[Data records]
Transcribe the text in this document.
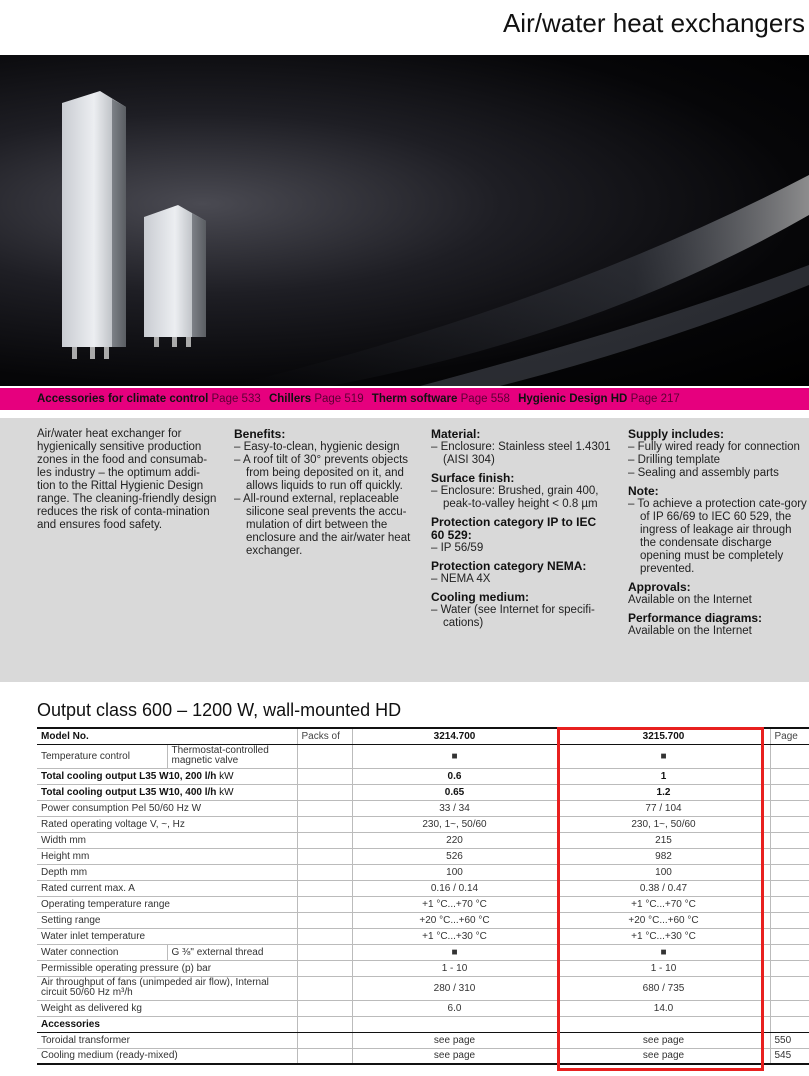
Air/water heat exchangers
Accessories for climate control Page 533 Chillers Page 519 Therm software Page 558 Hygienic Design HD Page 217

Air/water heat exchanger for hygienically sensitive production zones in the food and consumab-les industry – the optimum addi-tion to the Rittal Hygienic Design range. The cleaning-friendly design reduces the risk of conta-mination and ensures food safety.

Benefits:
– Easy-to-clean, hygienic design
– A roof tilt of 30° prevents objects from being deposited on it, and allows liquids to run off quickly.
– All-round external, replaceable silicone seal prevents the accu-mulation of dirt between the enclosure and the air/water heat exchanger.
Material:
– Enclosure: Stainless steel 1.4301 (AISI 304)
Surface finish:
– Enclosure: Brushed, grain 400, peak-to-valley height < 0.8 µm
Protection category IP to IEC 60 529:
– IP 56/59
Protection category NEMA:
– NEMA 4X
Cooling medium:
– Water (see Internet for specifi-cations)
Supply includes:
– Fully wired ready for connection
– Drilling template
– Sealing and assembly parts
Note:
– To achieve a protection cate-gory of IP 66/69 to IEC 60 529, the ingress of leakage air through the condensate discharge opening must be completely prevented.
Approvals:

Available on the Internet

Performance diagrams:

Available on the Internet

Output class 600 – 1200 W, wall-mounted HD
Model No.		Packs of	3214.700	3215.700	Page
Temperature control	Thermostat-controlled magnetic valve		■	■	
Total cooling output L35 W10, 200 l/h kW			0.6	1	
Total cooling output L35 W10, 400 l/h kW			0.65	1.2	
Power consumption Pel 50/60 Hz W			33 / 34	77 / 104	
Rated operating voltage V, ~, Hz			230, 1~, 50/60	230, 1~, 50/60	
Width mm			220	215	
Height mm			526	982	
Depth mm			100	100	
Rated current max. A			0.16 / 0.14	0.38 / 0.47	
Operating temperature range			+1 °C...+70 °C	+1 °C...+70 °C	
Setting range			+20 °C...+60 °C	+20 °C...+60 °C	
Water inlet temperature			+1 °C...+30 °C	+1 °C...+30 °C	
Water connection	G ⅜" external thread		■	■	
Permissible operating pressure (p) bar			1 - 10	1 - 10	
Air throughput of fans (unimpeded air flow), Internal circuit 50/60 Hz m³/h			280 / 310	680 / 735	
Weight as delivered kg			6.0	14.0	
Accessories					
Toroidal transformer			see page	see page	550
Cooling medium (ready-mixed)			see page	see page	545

--

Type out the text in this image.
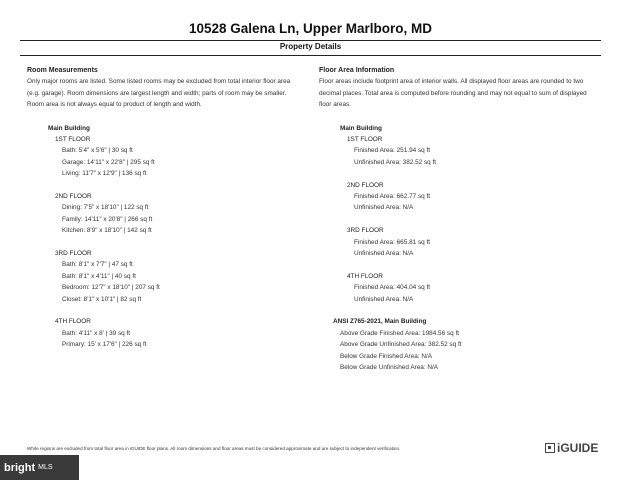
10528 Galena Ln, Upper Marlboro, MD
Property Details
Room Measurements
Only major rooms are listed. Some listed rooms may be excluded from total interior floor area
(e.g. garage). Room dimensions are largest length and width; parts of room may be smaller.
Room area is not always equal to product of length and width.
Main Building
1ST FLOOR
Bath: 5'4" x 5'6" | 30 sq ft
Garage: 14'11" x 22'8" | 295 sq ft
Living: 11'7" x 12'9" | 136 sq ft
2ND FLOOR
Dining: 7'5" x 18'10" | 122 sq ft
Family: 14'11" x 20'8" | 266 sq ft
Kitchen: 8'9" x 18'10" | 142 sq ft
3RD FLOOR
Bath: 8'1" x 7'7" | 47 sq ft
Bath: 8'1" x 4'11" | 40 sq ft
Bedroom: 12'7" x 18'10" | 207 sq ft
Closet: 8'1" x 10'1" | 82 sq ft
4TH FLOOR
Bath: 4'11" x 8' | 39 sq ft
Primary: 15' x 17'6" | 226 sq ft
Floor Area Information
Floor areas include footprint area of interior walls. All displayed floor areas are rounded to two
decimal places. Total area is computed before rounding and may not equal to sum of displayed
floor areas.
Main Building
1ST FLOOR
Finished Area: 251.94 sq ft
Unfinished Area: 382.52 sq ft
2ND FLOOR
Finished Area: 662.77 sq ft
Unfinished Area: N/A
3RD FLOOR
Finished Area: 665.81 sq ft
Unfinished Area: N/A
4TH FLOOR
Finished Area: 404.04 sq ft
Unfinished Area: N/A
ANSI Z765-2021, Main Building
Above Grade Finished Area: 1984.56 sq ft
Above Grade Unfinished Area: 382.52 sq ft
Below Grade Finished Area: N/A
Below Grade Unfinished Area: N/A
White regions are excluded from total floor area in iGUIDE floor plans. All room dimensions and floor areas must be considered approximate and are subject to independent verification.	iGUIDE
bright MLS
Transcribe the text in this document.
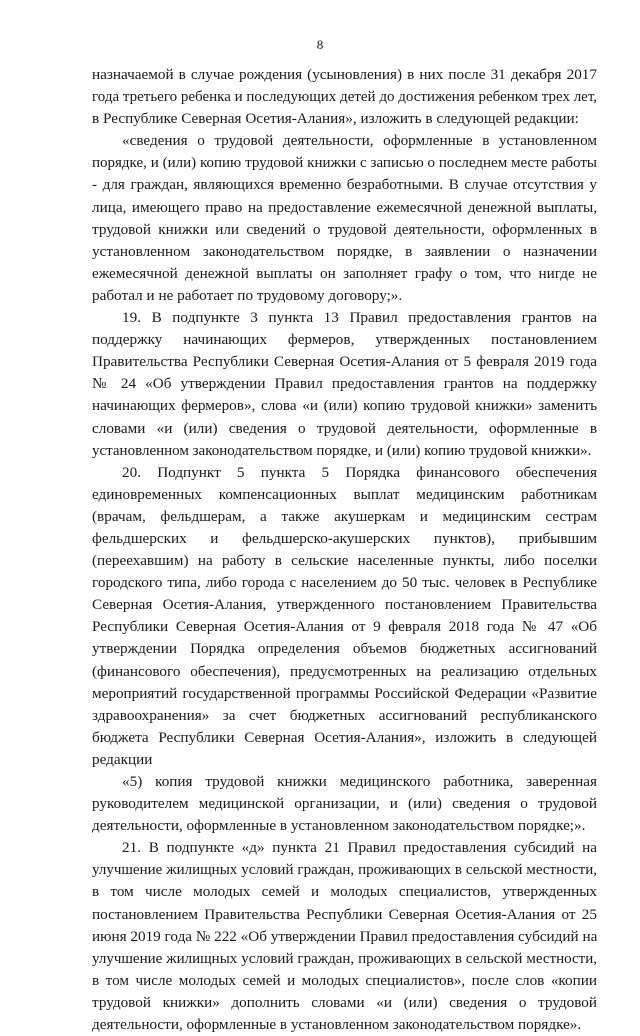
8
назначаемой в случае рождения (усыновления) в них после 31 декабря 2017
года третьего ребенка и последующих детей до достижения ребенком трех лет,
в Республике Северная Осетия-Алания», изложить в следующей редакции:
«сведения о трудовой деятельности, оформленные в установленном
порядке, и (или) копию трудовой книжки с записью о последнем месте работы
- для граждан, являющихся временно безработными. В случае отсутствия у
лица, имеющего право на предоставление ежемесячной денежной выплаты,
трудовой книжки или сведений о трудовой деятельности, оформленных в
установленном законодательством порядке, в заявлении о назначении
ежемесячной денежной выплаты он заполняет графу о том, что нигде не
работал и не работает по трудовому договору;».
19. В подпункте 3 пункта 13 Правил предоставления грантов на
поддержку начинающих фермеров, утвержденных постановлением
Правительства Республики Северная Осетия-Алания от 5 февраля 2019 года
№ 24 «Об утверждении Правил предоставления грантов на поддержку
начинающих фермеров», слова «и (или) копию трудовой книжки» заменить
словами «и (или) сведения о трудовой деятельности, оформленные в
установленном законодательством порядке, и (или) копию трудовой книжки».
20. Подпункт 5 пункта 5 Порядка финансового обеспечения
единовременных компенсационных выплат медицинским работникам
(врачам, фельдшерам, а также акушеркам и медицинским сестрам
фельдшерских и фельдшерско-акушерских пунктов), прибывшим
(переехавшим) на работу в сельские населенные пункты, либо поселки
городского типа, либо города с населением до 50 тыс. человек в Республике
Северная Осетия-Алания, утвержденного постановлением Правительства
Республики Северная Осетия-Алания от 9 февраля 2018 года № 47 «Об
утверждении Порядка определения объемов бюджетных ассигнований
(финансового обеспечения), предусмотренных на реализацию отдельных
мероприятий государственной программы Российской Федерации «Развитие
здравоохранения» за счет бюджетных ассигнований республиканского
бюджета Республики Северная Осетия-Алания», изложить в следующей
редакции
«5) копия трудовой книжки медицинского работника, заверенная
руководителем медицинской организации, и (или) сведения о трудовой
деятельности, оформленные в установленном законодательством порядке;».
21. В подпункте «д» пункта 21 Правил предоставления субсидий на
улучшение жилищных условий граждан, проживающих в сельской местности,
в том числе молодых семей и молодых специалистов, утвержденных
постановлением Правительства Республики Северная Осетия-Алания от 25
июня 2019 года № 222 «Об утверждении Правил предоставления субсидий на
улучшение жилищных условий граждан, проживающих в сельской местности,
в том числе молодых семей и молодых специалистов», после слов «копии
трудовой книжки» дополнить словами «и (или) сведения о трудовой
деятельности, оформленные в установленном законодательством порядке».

==

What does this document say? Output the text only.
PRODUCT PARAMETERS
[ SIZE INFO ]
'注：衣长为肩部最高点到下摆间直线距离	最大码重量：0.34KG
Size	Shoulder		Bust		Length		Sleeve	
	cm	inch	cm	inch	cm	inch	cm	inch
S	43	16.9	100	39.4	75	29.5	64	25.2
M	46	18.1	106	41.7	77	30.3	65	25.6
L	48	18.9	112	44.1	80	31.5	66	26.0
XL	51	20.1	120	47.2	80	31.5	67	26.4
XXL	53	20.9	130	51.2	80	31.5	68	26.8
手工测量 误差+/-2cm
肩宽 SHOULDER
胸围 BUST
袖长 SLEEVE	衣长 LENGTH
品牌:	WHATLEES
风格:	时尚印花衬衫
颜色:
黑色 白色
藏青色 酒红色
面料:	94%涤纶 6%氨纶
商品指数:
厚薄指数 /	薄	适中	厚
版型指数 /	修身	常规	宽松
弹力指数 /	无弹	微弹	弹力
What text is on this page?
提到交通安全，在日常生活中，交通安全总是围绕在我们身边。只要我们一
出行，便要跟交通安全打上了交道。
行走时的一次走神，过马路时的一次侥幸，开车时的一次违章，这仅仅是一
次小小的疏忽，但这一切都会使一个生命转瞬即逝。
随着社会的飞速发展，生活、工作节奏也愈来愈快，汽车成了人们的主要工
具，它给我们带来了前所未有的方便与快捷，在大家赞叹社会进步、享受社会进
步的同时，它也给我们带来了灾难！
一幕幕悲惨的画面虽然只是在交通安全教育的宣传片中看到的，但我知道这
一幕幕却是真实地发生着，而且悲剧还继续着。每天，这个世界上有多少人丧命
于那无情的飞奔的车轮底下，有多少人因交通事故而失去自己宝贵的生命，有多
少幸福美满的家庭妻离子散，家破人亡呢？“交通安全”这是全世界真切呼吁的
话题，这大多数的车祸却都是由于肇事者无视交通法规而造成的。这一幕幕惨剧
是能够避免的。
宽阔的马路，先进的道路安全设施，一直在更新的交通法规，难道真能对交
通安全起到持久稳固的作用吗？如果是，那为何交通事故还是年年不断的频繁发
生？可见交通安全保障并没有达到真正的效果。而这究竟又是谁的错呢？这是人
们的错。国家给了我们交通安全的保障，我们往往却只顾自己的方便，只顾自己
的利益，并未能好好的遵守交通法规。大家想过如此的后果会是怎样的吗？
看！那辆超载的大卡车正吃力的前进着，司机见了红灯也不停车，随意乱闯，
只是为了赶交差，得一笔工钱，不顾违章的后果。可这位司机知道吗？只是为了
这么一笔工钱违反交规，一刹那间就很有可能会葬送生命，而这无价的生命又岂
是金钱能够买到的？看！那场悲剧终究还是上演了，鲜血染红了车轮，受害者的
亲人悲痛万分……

> [Directions] Copy each line of the listing that includes "displayed".

> [Exercise output]
Floor areas include footprint area of interior walls. All displayed floor areas are rounded to two
decimal places. Total area is computed before rounding and may not equal to sum of displayed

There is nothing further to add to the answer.